Goal:
Print all of the lines exactly. Any picture among them stays out.

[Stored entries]
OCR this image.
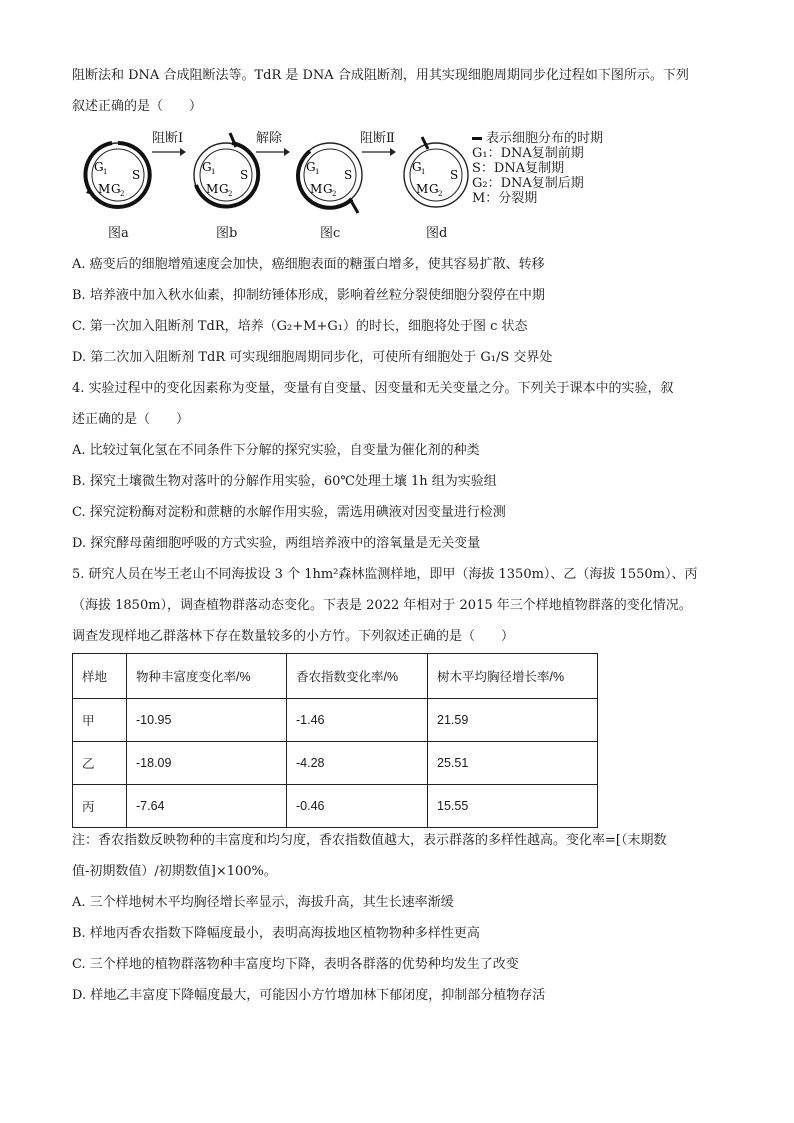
阻断法和 DNA 合成阻断法等。TdR 是 DNA 合成阻断剂，用其实现细胞周期同步化过程如下图所示。下列
叙述正确的是（　　）
G 1 S
M G 2
阻断Ⅰ
G 1 S
M G 2
解除
G 1 S
M G 2
阻断Ⅱ
G 1 S
M G 2
图a	图b	图c	图d
表示细胞分布的时期
G₁：DNA复制前期
S：DNA复制期
G₂：DNA复制后期
M：分裂期
A. 癌变后的细胞增殖速度会加快，癌细胞表面的糖蛋白增多，使其容易扩散、转移
B. 培养液中加入秋水仙素，抑制纺锤体形成，影响着丝粒分裂使细胞分裂停在中期
C. 第一次加入阻断剂 TdR，培养（G₂+M+G₁）的时长，细胞将处于图 c 状态
D. 第二次加入阻断剂 TdR 可实现细胞周期同步化，可使所有细胞处于 G₁/S 交界处
4. 实验过程中的变化因素称为变量，变量有自变量、因变量和无关变量之分。下列关于课本中的实验，叙
述正确的是（　　）
A. 比较过氧化氢在不同条件下分解的探究实验，自变量为催化剂的种类
B. 探究土壤微生物对落叶的分解作用实验，60℃处理土壤 1h 组为实验组
C. 探究淀粉酶对淀粉和蔗糖的水解作用实验，需选用碘液对因变量进行检测
D. 探究酵母菌细胞呼吸的方式实验，两组培养液中的溶氧量是无关变量
5. 研究人员在岑王老山不同海拔设 3 个 1hm²森林监测样地，即甲（海拔 1350m）、乙（海拔 1550m）、丙
（海拔 1850m），调查植物群落动态变化。下表是 2022 年相对于 2015 年三个样地植物群落的变化情况。
调查发现样地乙群落林下存在数量较多的小方竹。下列叙述正确的是（　　）
样地	物种丰富度变化率/%	香农指数变化率/%	树木平均胸径增长率/%
甲	-10.95	-1.46	21.59
乙	-18.09	-4.28	25.51
丙	-7.64	-0.46	15.55
注：香农指数反映物种的丰富度和均匀度，香农指数值越大，表示群落的多样性越高。变化率=[（末期数
值-初期数值）/初期数值]×100%。
A. 三个样地树木平均胸径增长率显示，海拔升高，其生长速率渐缓
B. 样地丙香农指数下降幅度最小，表明高海拔地区植物物种多样性更高
C. 三个样地的植物群落物种丰富度均下降，表明各群落的优势种均发生了改变
D. 样地乙丰富度下降幅度最大，可能因小方竹增加林下郁闭度，抑制部分植物存活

Solution to the problem:
OCR this image.
阻断法和 DNA 合成阻断法等。TdR 是 DNA 合成阻断剂，用其实现细胞周期同步化过程如下图所示。下列
叙述正确的是（　　）
G 1 S
M G 2
阻断Ⅰ
G 1 S
M G 2
解除
G 1 S
M G 2
阻断Ⅱ
G 1 S
M G 2
图a	图b	图c	图d
表示细胞分布的时期
G₁：DNA复制前期
S：DNA复制期
G₂：DNA复制后期
M：分裂期
A. 癌变后的细胞增殖速度会加快，癌细胞表面的糖蛋白增多，使其容易扩散、转移
B. 培养液中加入秋水仙素，抑制纺锤体形成，影响着丝粒分裂使细胞分裂停在中期
C. 第一次加入阻断剂 TdR，培养（G₂+M+G₁）的时长，细胞将处于图 c 状态
D. 第二次加入阻断剂 TdR 可实现细胞周期同步化，可使所有细胞处于 G₁/S 交界处
4. 实验过程中的变化因素称为变量，变量有自变量、因变量和无关变量之分。下列关于课本中的实验，叙
述正确的是（　　）
A. 比较过氧化氢在不同条件下分解的探究实验，自变量为催化剂的种类
B. 探究土壤微生物对落叶的分解作用实验，60℃处理土壤 1h 组为实验组
C. 探究淀粉酶对淀粉和蔗糖的水解作用实验，需选用碘液对因变量进行检测
D. 探究酵母菌细胞呼吸的方式实验，两组培养液中的溶氧量是无关变量
5. 研究人员在岑王老山不同海拔设 3 个 1hm²森林监测样地，即甲（海拔 1350m）、乙（海拔 1550m）、丙
（海拔 1850m），调查植物群落动态变化。下表是 2022 年相对于 2015 年三个样地植物群落的变化情况。
调查发现样地乙群落林下存在数量较多的小方竹。下列叙述正确的是（　　）
样地	物种丰富度变化率/%	香农指数变化率/%	树木平均胸径增长率/%
甲	-10.95	-1.46	21.59
乙	-18.09	-4.28	25.51
丙	-7.64	-0.46	15.55
注：香农指数反映物种的丰富度和均匀度，香农指数值越大，表示群落的多样性越高。变化率=[（末期数
值-初期数值）/初期数值]×100%。
A. 三个样地树木平均胸径增长率显示，海拔升高，其生长速率渐缓
B. 样地丙香农指数下降幅度最小，表明高海拔地区植物物种多样性更高
C. 三个样地的植物群落物种丰富度均下降，表明各群落的优势种均发生了改变
D. 样地乙丰富度下降幅度最大，可能因小方竹增加林下郁闭度，抑制部分植物存活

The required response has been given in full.